» INSTRUCTION
From the listing that follows, output everything exactly except the pictures.

» GIVEN ENTRIES
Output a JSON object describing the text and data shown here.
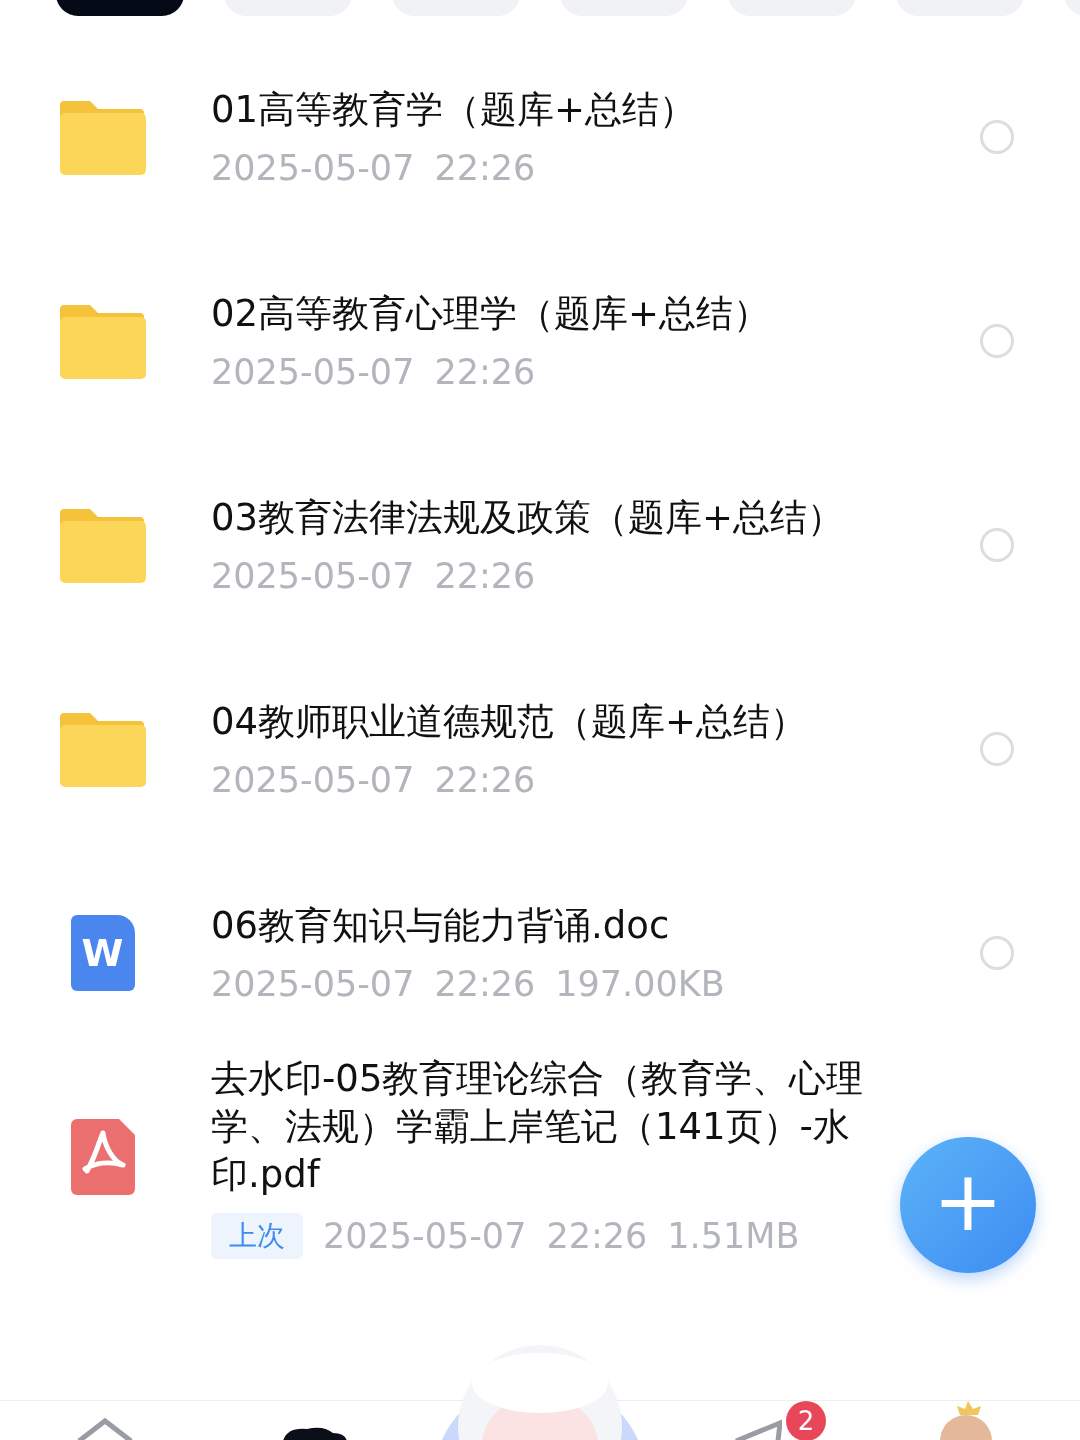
{
  "filter_tabs": [
    {
      "selected": true
    },
    {
      "selected": false
    },
    {
      "selected": false
    },
    {
      "selected": false
    },
    {
      "selected": false
    },
    {
      "selected": false
    },
    {
      "selected": false
    }
  ],
  "files": [
    {
      "kind": "folder",
      "name": "01高等教育学（题库+总结）",
      "date": "2025-05-07",
      "time": "22:26",
      "selected": false
    },
    {
      "kind": "folder",
      "name": "02高等教育心理学（题库+总结）",
      "date": "2025-05-07",
      "time": "22:26",
      "selected": false
    },
    {
      "kind": "folder",
      "name": "03教育法律法规及政策（题库+总结）",
      "date": "2025-05-07",
      "time": "22:26",
      "selected": false
    },
    {
      "kind": "folder",
      "name": "04教师职业道德规范（题库+总结）",
      "date": "2025-05-07",
      "time": "22:26",
      "selected": false
    },
    {
      "kind": "word",
      "icon_letter": "W",
      "name": "06教育知识与能力背诵.doc",
      "date": "2025-05-07",
      "time": "22:26",
      "size": "197.00KB",
      "selected": false
    },
    {
      "kind": "pdf",
      "name": "去水印-05教育理论综合（教育学、心理学、法规）学霸上岸笔记（141页）-水印.pdf",
      "tag": "上次",
      "date": "2025-05-07",
      "time": "22:26",
      "size": "1.51MB"
    }
  ],
  "fab": {
    "label": "+"
  },
  "bottom_nav": {
    "messages_badge": "2"
  }
}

» THE RESULT
Output a JSON object describing the text and data shown here.
{
  "filter_tabs": [
    {
      "selected": true
    },
    {
      "selected": false
    },
    {
      "selected": false
    },
    {
      "selected": false
    },
    {
      "selected": false
    },
    {
      "selected": false
    },
    {
      "selected": false
    }
  ],
  "files": [
    {
      "kind": "folder",
      "name": "01高等教育学（题库+总结）",
      "date": "2025-05-07",
      "time": "22:26",
      "selected": false
    },
    {
      "kind": "folder",
      "name": "02高等教育心理学（题库+总结）",
      "date": "2025-05-07",
      "time": "22:26",
      "selected": false
    },
    {
      "kind": "folder",
      "name": "03教育法律法规及政策（题库+总结）",
      "date": "2025-05-07",
      "time": "22:26",
      "selected": false
    },
    {
      "kind": "folder",
      "name": "04教师职业道德规范（题库+总结）",
      "date": "2025-05-07",
      "time": "22:26",
      "selected": false
    },
    {
      "kind": "word",
      "icon_letter": "W",
      "name": "06教育知识与能力背诵.doc",
      "date": "2025-05-07",
      "time": "22:26",
      "size": "197.00KB",
      "selected": false
    },
    {
      "kind": "pdf",
      "name": "去水印-05教育理论综合（教育学、心理学、法规）学霸上岸笔记（141页）-水印.pdf",
      "tag": "上次",
      "date": "2025-05-07",
      "time": "22:26",
      "size": "1.51MB"
    }
  ],
  "fab": {
    "label": "+"
  },
  "bottom_nav": {
    "messages_badge": "2"
  }
}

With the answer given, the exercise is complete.